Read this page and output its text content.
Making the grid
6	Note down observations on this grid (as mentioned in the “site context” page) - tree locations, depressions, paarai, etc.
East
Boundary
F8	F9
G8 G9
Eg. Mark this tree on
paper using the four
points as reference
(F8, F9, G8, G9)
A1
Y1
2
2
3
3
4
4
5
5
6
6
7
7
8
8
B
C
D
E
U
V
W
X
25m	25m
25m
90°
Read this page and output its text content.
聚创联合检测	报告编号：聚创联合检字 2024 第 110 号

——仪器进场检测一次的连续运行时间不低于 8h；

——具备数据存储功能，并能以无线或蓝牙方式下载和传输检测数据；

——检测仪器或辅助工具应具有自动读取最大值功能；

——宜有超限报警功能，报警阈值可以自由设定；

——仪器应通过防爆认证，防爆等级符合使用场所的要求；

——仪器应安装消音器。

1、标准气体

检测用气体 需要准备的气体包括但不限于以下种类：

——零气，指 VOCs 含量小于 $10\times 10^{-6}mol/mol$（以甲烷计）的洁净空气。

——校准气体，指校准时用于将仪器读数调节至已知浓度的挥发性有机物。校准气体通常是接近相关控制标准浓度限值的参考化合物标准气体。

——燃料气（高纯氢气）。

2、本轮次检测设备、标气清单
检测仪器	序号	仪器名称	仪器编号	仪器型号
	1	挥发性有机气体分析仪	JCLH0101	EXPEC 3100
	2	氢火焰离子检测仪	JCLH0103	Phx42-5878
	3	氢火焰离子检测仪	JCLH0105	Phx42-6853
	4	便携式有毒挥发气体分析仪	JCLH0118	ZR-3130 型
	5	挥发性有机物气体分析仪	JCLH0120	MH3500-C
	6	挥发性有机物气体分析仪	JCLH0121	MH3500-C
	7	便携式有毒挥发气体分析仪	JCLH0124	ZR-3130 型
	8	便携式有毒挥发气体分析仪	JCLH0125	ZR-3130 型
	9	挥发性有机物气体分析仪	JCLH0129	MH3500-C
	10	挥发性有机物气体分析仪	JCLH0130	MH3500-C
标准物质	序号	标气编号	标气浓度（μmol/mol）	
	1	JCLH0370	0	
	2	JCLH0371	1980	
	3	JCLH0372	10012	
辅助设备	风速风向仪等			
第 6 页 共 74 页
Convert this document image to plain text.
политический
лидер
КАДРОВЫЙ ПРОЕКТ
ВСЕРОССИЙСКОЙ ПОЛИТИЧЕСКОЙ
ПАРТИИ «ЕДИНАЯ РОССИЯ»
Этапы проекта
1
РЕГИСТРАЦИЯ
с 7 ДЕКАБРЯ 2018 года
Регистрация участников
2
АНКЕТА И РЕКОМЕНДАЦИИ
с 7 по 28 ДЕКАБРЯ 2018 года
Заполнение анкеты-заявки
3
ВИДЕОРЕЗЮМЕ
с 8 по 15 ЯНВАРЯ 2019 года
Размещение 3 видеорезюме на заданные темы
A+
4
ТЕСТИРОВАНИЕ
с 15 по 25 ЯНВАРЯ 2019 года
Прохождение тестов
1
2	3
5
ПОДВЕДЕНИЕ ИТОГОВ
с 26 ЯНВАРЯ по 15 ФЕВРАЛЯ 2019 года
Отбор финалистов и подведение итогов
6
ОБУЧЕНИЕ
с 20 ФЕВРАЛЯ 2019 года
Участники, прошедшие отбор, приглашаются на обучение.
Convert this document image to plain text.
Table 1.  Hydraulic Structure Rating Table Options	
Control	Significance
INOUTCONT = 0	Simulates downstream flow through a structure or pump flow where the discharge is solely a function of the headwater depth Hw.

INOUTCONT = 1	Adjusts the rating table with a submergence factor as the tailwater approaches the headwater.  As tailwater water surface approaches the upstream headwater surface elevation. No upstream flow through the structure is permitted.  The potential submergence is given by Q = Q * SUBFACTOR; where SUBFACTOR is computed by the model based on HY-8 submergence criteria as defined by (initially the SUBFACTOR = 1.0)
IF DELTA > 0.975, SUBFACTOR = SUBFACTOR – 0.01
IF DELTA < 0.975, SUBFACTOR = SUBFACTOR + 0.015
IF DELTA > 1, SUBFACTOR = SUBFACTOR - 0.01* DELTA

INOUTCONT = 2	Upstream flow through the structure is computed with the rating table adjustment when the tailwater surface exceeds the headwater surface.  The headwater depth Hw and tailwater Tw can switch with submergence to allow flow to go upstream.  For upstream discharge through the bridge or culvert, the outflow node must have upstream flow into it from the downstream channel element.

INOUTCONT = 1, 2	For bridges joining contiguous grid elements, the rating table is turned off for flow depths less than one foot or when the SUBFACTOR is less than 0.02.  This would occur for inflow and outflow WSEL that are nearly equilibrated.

**Goal of the exercise**
Count the lines that hold the string "便携式有毒挥发气体分析仪", and reply with that number alone.

**Reply**
3